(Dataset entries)
- - -

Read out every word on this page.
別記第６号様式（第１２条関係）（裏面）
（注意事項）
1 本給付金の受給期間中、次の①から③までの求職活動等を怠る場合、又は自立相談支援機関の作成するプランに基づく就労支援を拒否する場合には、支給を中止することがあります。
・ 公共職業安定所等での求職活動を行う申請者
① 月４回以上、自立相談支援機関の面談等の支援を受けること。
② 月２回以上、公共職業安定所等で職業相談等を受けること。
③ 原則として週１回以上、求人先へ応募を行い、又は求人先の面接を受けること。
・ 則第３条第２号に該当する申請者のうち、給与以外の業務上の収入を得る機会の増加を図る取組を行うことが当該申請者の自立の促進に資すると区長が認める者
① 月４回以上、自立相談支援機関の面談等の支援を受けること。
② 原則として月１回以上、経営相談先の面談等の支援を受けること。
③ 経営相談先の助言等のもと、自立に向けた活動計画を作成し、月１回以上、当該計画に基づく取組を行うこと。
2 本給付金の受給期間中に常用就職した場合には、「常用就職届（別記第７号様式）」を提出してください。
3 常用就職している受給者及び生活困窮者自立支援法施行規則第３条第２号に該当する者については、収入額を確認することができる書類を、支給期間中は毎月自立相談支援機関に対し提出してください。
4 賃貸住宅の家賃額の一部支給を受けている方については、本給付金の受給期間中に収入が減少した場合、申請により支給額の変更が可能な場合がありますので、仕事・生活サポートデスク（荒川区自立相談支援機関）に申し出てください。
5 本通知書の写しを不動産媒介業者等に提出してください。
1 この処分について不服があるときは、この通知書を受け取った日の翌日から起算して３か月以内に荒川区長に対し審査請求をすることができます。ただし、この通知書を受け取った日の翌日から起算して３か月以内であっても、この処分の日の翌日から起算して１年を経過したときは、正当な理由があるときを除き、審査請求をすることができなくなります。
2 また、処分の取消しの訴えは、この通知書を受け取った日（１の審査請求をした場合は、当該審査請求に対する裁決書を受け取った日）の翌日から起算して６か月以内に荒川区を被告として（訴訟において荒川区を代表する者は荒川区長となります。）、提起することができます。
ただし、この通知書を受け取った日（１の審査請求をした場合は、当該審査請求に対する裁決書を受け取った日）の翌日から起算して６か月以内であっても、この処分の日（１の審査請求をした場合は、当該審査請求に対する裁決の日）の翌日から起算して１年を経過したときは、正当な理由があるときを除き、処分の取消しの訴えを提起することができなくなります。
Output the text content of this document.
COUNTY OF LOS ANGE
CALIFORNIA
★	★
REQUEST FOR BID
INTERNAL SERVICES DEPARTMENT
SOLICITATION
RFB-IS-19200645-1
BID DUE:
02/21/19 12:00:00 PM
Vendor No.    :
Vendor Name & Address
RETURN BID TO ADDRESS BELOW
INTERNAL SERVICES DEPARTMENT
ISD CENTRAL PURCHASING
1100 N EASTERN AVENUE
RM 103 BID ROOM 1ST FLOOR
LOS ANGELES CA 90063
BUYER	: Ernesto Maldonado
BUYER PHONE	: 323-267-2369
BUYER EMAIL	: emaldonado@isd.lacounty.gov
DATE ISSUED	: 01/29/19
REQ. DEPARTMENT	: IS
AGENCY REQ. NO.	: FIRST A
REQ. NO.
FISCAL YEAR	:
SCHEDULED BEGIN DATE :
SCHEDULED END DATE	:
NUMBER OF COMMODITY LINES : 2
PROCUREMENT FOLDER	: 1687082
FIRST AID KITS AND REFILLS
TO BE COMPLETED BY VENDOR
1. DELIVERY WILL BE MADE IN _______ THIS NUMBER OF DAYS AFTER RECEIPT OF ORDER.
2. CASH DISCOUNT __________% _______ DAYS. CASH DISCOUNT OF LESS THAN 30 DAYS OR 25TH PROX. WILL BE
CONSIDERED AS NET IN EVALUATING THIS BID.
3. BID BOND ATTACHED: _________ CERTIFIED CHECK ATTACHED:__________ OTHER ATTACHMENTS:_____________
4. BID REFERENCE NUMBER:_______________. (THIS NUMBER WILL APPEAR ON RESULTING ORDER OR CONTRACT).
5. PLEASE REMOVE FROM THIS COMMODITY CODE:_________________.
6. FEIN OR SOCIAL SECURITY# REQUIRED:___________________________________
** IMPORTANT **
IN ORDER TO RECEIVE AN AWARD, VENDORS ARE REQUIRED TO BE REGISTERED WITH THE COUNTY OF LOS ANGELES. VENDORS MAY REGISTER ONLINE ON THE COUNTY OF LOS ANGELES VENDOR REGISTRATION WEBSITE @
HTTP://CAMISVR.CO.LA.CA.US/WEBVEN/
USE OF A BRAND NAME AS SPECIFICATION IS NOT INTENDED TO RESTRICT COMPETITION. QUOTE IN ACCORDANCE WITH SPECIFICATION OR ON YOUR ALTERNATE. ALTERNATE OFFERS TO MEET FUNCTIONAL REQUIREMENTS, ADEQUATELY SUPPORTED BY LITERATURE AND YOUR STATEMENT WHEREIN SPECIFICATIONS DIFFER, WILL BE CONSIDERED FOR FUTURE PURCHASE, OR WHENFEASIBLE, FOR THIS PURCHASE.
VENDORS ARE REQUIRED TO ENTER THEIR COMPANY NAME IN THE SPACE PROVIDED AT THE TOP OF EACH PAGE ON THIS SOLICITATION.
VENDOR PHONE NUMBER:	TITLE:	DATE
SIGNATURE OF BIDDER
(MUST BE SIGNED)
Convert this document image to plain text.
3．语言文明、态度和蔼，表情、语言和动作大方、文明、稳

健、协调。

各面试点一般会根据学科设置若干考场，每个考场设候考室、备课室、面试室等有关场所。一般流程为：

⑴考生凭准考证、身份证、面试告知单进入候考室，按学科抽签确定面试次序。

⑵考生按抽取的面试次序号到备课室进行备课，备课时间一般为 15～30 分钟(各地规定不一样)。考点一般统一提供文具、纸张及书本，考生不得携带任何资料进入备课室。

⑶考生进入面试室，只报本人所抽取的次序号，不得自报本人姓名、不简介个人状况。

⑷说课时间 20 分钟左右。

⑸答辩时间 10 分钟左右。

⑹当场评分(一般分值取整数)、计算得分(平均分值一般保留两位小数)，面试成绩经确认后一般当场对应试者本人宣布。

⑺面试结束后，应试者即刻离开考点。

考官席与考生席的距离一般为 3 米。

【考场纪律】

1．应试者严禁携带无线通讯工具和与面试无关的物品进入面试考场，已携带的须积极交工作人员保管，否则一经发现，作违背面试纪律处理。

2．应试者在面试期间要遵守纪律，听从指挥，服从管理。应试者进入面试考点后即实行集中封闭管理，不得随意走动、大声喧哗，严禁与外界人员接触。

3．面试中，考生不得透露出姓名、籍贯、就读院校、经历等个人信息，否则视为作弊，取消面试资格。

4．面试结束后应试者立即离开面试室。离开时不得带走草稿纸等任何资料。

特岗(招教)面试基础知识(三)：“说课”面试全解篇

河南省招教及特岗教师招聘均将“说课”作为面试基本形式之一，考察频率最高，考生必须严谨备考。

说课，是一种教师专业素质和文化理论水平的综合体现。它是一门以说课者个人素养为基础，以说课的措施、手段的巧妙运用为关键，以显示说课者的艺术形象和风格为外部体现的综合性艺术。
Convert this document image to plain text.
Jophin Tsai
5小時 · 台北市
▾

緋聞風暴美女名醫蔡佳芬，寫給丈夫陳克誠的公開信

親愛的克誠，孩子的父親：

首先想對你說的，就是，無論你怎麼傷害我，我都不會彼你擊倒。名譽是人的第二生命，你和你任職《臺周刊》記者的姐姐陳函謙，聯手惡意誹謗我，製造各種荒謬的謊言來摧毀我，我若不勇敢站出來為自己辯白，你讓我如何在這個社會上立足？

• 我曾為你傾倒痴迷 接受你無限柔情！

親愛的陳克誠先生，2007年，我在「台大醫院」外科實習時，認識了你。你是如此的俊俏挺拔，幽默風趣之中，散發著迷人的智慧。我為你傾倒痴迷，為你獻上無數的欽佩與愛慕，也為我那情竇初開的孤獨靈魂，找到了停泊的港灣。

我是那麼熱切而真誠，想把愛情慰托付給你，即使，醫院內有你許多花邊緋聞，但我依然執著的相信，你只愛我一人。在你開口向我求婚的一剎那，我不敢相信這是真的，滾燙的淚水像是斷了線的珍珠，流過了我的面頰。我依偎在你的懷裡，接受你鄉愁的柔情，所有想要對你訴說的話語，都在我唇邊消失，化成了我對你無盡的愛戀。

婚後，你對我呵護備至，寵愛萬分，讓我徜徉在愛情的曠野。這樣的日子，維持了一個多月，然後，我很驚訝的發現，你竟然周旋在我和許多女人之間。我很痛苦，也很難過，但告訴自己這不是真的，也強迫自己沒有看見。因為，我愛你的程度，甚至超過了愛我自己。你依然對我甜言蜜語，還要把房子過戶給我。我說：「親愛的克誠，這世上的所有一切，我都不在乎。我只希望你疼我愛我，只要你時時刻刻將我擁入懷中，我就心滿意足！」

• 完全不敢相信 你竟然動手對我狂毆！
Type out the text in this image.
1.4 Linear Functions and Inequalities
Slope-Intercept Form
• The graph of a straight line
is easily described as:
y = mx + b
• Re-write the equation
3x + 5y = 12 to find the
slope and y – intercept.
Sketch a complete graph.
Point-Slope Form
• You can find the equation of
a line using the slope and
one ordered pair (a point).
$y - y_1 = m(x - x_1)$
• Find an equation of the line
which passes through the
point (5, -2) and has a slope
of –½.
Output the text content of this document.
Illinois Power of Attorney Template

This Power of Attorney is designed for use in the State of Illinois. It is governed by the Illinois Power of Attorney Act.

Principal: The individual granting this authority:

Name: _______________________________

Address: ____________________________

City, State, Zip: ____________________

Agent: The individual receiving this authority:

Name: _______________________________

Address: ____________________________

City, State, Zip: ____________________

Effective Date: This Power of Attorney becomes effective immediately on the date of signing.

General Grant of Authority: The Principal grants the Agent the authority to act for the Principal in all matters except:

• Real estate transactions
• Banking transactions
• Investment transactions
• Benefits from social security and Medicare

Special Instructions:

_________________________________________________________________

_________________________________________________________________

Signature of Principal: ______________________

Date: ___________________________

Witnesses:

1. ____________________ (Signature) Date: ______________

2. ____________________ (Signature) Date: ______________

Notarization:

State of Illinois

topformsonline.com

- - -

Above are the records; copy every line in them that holds the word "DAYS".

OUTPUT FOR THIS TASK —
1. DELIVERY WILL BE MADE IN _______ THIS NUMBER OF DAYS AFTER RECEIPT OF ORDER.
2. CASH DISCOUNT __________% _______ DAYS. CASH DISCOUNT OF LESS THAN 30 DAYS OR 25TH PROX. WILL BE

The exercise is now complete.